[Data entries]
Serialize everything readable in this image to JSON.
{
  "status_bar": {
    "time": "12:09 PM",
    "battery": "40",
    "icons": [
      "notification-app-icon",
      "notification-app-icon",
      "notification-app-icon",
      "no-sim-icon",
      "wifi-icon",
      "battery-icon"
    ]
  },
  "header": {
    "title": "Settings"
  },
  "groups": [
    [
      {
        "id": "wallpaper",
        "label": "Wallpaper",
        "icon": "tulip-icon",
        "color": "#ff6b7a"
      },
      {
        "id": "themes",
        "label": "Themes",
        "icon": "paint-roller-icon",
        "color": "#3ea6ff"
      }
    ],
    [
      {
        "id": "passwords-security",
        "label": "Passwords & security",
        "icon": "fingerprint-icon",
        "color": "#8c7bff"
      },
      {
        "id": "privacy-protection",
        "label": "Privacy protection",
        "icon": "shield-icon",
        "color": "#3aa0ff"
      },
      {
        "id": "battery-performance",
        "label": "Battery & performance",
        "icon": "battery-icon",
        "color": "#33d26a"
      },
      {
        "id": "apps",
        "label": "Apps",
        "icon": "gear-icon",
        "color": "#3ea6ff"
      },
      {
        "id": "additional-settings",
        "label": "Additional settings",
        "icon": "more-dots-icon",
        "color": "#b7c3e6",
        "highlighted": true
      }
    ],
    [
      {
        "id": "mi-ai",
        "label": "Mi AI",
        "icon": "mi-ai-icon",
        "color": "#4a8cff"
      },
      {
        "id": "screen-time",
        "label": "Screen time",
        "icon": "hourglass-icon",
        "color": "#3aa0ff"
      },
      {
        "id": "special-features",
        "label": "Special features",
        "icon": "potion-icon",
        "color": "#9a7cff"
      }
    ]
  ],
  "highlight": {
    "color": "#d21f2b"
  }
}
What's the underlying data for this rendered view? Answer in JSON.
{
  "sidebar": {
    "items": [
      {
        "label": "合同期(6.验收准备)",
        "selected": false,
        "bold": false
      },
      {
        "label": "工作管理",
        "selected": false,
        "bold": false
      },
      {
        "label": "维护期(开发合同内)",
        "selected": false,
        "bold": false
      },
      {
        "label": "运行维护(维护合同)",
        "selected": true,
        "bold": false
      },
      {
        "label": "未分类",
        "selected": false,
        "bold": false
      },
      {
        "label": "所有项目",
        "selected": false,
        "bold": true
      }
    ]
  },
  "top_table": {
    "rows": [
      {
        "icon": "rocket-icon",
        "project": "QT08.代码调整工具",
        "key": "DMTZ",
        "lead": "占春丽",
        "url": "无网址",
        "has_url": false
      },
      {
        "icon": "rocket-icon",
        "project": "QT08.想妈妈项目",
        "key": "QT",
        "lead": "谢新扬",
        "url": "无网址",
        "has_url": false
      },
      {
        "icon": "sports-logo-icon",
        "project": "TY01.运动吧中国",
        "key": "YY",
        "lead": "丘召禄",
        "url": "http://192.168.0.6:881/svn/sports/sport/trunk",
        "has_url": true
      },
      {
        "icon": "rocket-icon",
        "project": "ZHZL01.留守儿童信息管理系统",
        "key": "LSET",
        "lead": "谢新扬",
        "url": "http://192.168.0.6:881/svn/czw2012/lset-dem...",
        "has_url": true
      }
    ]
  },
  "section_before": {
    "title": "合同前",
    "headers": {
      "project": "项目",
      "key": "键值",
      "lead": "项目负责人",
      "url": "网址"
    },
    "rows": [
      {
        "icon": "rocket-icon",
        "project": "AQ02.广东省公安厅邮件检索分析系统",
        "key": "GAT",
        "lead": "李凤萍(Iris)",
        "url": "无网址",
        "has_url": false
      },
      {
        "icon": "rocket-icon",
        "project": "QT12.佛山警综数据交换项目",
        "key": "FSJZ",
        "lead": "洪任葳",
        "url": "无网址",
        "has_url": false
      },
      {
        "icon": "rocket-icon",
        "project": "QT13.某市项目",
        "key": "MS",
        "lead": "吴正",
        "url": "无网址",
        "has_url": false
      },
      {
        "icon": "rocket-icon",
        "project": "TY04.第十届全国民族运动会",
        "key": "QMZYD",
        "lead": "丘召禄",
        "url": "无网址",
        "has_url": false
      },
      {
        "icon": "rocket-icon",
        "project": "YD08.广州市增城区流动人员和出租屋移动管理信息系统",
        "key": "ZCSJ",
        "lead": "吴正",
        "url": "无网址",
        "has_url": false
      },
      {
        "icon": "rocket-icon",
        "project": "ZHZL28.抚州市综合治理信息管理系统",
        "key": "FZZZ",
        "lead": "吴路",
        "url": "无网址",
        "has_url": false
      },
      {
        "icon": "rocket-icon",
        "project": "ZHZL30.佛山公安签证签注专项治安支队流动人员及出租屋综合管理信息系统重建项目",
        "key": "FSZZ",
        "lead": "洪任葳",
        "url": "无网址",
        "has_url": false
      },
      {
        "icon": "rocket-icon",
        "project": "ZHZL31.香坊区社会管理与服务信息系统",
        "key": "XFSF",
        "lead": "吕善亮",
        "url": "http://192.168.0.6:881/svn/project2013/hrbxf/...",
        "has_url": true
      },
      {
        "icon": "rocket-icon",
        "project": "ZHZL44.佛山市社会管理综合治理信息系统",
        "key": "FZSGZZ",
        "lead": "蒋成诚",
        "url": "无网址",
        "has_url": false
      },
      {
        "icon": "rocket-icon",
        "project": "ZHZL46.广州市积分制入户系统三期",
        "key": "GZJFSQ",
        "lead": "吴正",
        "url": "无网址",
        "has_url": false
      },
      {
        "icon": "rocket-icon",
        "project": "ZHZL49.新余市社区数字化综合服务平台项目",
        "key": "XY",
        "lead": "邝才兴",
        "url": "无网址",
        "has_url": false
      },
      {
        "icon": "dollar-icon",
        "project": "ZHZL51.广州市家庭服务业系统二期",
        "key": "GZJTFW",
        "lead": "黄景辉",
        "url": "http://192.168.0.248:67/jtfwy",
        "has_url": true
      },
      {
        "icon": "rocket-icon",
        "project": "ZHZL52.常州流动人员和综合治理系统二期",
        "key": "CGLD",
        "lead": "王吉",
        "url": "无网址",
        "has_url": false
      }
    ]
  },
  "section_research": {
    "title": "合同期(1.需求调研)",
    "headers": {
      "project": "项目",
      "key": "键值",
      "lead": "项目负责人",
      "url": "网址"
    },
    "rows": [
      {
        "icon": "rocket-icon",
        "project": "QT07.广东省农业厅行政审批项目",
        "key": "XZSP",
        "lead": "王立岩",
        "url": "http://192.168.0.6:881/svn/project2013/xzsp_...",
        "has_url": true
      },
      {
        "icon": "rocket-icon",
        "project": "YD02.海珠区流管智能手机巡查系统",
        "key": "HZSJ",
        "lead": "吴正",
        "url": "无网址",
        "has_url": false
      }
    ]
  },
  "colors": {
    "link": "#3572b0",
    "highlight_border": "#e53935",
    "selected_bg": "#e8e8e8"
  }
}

> **Job**
Each line in the listing above either holds the string "performance" or does not; state how many do, giving the number only.

> **Task answer**
2